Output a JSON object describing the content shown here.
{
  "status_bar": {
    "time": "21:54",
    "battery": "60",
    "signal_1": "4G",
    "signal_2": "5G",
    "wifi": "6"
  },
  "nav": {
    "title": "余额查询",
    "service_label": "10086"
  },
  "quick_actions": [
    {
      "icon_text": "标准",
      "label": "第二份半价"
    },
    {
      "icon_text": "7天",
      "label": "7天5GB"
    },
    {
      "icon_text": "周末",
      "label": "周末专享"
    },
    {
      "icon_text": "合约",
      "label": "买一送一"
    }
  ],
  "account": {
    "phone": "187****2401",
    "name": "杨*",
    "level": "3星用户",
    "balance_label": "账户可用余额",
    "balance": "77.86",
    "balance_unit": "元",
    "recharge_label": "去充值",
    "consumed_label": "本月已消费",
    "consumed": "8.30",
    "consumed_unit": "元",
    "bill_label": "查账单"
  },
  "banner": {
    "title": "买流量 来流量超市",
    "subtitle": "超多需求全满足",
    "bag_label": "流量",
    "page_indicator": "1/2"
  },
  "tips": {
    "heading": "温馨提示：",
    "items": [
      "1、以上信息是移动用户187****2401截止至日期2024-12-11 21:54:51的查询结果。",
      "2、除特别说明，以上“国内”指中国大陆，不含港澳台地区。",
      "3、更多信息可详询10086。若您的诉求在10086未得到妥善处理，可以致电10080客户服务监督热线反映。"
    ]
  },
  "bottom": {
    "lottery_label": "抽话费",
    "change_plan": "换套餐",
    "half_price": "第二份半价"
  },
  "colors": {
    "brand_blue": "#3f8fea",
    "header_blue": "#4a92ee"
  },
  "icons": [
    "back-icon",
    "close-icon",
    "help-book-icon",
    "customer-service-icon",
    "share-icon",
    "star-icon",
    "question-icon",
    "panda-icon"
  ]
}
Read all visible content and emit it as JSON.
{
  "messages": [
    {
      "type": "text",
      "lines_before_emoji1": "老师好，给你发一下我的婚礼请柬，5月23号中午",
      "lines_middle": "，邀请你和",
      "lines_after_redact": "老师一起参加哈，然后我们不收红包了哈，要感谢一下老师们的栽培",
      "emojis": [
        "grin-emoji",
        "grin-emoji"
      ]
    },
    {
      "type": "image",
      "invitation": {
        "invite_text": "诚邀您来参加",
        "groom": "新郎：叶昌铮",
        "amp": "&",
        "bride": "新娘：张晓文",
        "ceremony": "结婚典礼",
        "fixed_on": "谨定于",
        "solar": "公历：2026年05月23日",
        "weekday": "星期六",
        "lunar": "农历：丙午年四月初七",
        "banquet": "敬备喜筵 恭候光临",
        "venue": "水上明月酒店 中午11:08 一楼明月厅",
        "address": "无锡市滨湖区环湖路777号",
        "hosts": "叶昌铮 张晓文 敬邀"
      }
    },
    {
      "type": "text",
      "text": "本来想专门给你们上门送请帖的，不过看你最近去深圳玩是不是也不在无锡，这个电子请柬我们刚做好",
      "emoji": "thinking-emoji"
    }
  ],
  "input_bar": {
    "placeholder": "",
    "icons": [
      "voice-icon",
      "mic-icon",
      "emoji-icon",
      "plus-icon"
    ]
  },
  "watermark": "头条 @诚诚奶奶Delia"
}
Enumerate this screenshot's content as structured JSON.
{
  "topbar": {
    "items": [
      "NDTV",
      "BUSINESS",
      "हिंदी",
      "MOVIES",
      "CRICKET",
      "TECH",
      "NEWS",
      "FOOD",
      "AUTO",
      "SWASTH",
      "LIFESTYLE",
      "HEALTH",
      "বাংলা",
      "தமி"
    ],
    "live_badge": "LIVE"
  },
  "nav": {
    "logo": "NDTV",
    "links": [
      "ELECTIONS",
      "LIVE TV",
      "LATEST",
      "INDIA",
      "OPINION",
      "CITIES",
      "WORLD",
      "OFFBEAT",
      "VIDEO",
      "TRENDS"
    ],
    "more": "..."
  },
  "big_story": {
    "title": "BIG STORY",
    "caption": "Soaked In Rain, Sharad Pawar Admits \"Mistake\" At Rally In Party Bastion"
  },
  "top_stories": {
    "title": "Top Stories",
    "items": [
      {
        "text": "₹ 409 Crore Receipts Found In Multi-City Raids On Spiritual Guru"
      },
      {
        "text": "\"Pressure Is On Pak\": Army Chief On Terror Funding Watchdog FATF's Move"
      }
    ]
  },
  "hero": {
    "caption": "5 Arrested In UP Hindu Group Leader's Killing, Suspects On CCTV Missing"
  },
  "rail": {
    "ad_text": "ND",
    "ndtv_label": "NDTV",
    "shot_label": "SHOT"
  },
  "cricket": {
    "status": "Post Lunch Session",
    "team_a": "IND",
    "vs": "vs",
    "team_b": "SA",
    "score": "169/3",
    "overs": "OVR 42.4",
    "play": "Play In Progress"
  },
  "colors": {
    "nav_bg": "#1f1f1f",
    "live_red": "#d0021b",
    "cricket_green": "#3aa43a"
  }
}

▶ **Goal of the exercise**: Print the entries exactly. Include every one.

▶ **Problem solution**:
Output a JSON object describing the content shown here.
{
  "status_bar": {
    "time": "21:54",
    "battery": "60",
    "signal_1": "4G",
    "signal_2": "5G",
    "wifi": "6"
  },
  "nav": {
    "title": "余额查询",
    "service_label": "10086"
  },
  "quick_actions": [
    {
      "icon_text": "标准",
      "label": "第二份半价"
    },
    {
      "icon_text": "7天",
      "label": "7天5GB"
    },
    {
      "icon_text": "周末",
      "label": "周末专享"
    },
    {
      "icon_text": "合约",
      "label": "买一送一"
    }
  ],
  "account": {
    "phone": "187****2401",
    "name": "杨*",
    "level": "3星用户",
    "balance_label": "账户可用余额",
    "balance": "77.86",
    "balance_unit": "元",
    "recharge_label": "去充值",
    "consumed_label": "本月已消费",
    "consumed": "8.30",
    "consumed_unit": "元",
    "bill_label": "查账单"
  },
  "banner": {
    "title": "买流量 来流量超市",
    "subtitle": "超多需求全满足",
    "bag_label": "流量",
    "page_indicator": "1/2"
  },
  "tips": {
    "heading": "温馨提示：",
    "items": [
      "1、以上信息是移动用户187****2401截止至日期2024-12-11 21:54:51的查询结果。",
      "2、除特别说明，以上“国内”指中国大陆，不含港澳台地区。",
      "3、更多信息可详询10086。若您的诉求在10086未得到妥善处理，可以致电10080客户服务监督热线反映。"
    ]
  },
  "bottom": {
    "lottery_label": "抽话费",
    "change_plan": "换套餐",
    "half_price": "第二份半价"
  },
  "colors": {
    "brand_blue": "#3f8fea",
    "header_blue": "#4a92ee"
  },
  "icons": [
    "back-icon",
    "close-icon",
    "help-book-icon",
    "customer-service-icon",
    "share-icon",
    "star-icon",
    "question-icon",
    "panda-icon"
  ]
}
Read all visible content and emit it as JSON.
{
  "messages": [
    {
      "type": "text",
      "lines_before_emoji1": "老师好，给你发一下我的婚礼请柬，5月23号中午",
      "lines_middle": "，邀请你和",
      "lines_after_redact": "老师一起参加哈，然后我们不收红包了哈，要感谢一下老师们的栽培",
      "emojis": [
        "grin-emoji",
        "grin-emoji"
      ]
    },
    {
      "type": "image",
      "invitation": {
        "invite_text": "诚邀您来参加",
        "groom": "新郎：叶昌铮",
        "amp": "&",
        "bride": "新娘：张晓文",
        "ceremony": "结婚典礼",
        "fixed_on": "谨定于",
        "solar": "公历：2026年05月23日",
        "weekday": "星期六",
        "lunar": "农历：丙午年四月初七",
        "banquet": "敬备喜筵 恭候光临",
        "venue": "水上明月酒店 中午11:08 一楼明月厅",
        "address": "无锡市滨湖区环湖路777号",
        "hosts": "叶昌铮 张晓文 敬邀"
      }
    },
    {
      "type": "text",
      "text": "本来想专门给你们上门送请帖的，不过看你最近去深圳玩是不是也不在无锡，这个电子请柬我们刚做好",
      "emoji": "thinking-emoji"
    }
  ],
  "input_bar": {
    "placeholder": "",
    "icons": [
      "voice-icon",
      "mic-icon",
      "emoji-icon",
      "plus-icon"
    ]
  },
  "watermark": "头条 @诚诚奶奶Delia"
}
Enumerate this screenshot's content as structured JSON.
{
  "topbar": {
    "items": [
      "NDTV",
      "BUSINESS",
      "हिंदी",
      "MOVIES",
      "CRICKET",
      "TECH",
      "NEWS",
      "FOOD",
      "AUTO",
      "SWASTH",
      "LIFESTYLE",
      "HEALTH",
      "বাংলা",
      "தமி"
    ],
    "live_badge": "LIVE"
  },
  "nav": {
    "logo": "NDTV",
    "links": [
      "ELECTIONS",
      "LIVE TV",
      "LATEST",
      "INDIA",
      "OPINION",
      "CITIES",
      "WORLD",
      "OFFBEAT",
      "VIDEO",
      "TRENDS"
    ],
    "more": "..."
  },
  "big_story": {
    "title": "BIG STORY",
    "caption": "Soaked In Rain, Sharad Pawar Admits \"Mistake\" At Rally In Party Bastion"
  },
  "top_stories": {
    "title": "Top Stories",
    "items": [
      {
        "text": "₹ 409 Crore Receipts Found In Multi-City Raids On Spiritual Guru"
      },
      {
        "text": "\"Pressure Is On Pak\": Army Chief On Terror Funding Watchdog FATF's Move"
      }
    ]
  },
  "hero": {
    "caption": "5 Arrested In UP Hindu Group Leader's Killing, Suspects On CCTV Missing"
  },
  "rail": {
    "ad_text": "ND",
    "ndtv_label": "NDTV",
    "shot_label": "SHOT"
  },
  "cricket": {
    "status": "Post Lunch Session",
    "team_a": "IND",
    "vs": "vs",
    "team_b": "SA",
    "score": "169/3",
    "overs": "OVR 42.4",
    "play": "Play In Progress"
  },
  "colors": {
    "nav_bg": "#1f1f1f",
    "live_red": "#d0021b",
    "cricket_green": "#3aa43a"
  }
}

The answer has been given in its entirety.